> **EXTRACTED RECORDS**
──────

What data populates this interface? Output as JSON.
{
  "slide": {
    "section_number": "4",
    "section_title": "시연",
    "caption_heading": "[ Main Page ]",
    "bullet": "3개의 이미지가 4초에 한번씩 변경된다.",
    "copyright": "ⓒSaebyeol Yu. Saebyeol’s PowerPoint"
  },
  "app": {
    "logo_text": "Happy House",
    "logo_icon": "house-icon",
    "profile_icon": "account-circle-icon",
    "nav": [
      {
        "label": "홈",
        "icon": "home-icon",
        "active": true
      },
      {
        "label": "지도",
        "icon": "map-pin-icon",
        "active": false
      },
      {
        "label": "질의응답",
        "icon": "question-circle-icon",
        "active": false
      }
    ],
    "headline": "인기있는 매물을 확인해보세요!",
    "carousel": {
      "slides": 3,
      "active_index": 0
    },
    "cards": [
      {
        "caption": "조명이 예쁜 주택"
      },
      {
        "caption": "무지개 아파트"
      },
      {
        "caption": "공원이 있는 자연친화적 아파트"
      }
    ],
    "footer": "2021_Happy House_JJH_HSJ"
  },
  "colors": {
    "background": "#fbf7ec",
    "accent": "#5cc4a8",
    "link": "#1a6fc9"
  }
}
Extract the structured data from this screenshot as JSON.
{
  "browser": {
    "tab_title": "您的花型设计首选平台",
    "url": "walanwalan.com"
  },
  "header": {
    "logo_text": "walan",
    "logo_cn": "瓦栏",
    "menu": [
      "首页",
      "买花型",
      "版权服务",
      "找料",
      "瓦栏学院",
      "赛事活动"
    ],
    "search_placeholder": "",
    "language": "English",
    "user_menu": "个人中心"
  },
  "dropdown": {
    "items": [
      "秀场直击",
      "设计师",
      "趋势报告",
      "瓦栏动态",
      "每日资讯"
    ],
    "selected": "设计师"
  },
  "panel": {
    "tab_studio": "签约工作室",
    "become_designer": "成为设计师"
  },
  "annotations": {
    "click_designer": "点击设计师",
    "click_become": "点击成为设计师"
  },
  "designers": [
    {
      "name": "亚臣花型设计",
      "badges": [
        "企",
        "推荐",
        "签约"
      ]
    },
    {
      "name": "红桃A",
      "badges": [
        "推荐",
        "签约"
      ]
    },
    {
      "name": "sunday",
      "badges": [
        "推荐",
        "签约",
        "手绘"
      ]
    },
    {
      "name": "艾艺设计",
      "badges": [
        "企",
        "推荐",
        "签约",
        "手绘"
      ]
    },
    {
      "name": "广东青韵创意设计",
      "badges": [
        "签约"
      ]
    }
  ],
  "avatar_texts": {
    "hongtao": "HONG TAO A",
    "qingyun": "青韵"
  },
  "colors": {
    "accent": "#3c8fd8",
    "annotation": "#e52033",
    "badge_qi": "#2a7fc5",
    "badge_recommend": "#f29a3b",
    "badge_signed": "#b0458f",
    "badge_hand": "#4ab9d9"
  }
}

──────

> **WHAT IS NEEDED**
Return all of the data word for word.

> **FULL ANSWER**
What data populates this interface? Output as JSON.
{
  "slide": {
    "section_number": "4",
    "section_title": "시연",
    "caption_heading": "[ Main Page ]",
    "bullet": "3개의 이미지가 4초에 한번씩 변경된다.",
    "copyright": "ⓒSaebyeol Yu. Saebyeol’s PowerPoint"
  },
  "app": {
    "logo_text": "Happy House",
    "logo_icon": "house-icon",
    "profile_icon": "account-circle-icon",
    "nav": [
      {
        "label": "홈",
        "icon": "home-icon",
        "active": true
      },
      {
        "label": "지도",
        "icon": "map-pin-icon",
        "active": false
      },
      {
        "label": "질의응답",
        "icon": "question-circle-icon",
        "active": false
      }
    ],
    "headline": "인기있는 매물을 확인해보세요!",
    "carousel": {
      "slides": 3,
      "active_index": 0
    },
    "cards": [
      {
        "caption": "조명이 예쁜 주택"
      },
      {
        "caption": "무지개 아파트"
      },
      {
        "caption": "공원이 있는 자연친화적 아파트"
      }
    ],
    "footer": "2021_Happy House_JJH_HSJ"
  },
  "colors": {
    "background": "#fbf7ec",
    "accent": "#5cc4a8",
    "link": "#1a6fc9"
  }
}
Extract the structured data from this screenshot as JSON.
{
  "browser": {
    "tab_title": "您的花型设计首选平台",
    "url": "walanwalan.com"
  },
  "header": {
    "logo_text": "walan",
    "logo_cn": "瓦栏",
    "menu": [
      "首页",
      "买花型",
      "版权服务",
      "找料",
      "瓦栏学院",
      "赛事活动"
    ],
    "search_placeholder": "",
    "language": "English",
    "user_menu": "个人中心"
  },
  "dropdown": {
    "items": [
      "秀场直击",
      "设计师",
      "趋势报告",
      "瓦栏动态",
      "每日资讯"
    ],
    "selected": "设计师"
  },
  "panel": {
    "tab_studio": "签约工作室",
    "become_designer": "成为设计师"
  },
  "annotations": {
    "click_designer": "点击设计师",
    "click_become": "点击成为设计师"
  },
  "designers": [
    {
      "name": "亚臣花型设计",
      "badges": [
        "企",
        "推荐",
        "签约"
      ]
    },
    {
      "name": "红桃A",
      "badges": [
        "推荐",
        "签约"
      ]
    },
    {
      "name": "sunday",
      "badges": [
        "推荐",
        "签约",
        "手绘"
      ]
    },
    {
      "name": "艾艺设计",
      "badges": [
        "企",
        "推荐",
        "签约",
        "手绘"
      ]
    },
    {
      "name": "广东青韵创意设计",
      "badges": [
        "签约"
      ]
    }
  ],
  "avatar_texts": {
    "hongtao": "HONG TAO A",
    "qingyun": "青韵"
  },
  "colors": {
    "accent": "#3c8fd8",
    "annotation": "#e52033",
    "badge_qi": "#2a7fc5",
    "badge_recommend": "#f29a3b",
    "badge_signed": "#b0458f",
    "badge_hand": "#4ab9d9"
  }
}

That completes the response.